====== Data
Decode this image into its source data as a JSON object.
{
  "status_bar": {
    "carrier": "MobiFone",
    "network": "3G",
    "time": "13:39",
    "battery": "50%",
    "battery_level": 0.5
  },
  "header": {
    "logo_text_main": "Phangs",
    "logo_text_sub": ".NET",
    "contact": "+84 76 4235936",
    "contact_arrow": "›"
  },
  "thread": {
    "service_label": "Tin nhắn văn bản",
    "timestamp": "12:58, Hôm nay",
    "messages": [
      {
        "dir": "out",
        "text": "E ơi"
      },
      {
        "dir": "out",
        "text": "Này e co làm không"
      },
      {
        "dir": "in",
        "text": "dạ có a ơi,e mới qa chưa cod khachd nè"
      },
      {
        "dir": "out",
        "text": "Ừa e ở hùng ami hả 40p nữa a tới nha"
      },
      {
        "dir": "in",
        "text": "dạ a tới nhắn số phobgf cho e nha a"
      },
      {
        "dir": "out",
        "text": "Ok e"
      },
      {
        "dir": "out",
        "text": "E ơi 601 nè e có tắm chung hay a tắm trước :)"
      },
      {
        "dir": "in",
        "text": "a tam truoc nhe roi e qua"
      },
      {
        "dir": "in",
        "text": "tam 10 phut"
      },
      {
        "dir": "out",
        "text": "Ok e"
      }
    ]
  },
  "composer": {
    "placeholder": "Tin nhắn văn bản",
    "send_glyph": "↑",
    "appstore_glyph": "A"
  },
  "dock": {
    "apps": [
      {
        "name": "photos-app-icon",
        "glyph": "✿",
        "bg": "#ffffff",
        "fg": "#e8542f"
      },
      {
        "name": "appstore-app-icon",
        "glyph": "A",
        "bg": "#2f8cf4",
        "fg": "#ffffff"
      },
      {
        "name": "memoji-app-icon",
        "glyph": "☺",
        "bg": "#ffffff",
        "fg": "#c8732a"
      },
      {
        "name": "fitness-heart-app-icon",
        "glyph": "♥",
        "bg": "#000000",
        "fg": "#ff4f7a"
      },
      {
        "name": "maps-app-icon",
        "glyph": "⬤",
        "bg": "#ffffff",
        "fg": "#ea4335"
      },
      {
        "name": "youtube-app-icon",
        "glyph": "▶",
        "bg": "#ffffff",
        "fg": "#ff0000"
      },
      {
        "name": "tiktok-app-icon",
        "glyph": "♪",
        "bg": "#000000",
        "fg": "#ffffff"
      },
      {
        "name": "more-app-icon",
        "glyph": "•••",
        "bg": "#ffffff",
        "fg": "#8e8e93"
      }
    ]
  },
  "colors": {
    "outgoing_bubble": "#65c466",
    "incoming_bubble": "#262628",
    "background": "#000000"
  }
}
============
What you will do =
Search the lines above for the string "nhắn", then show every one that has it.

Exercise solution =
    "service_label": "Tin nhắn văn bản",
        "text": "dạ a tới nhắn số phobgf cho e nha a"
    "placeholder": "Tin nhắn văn bản",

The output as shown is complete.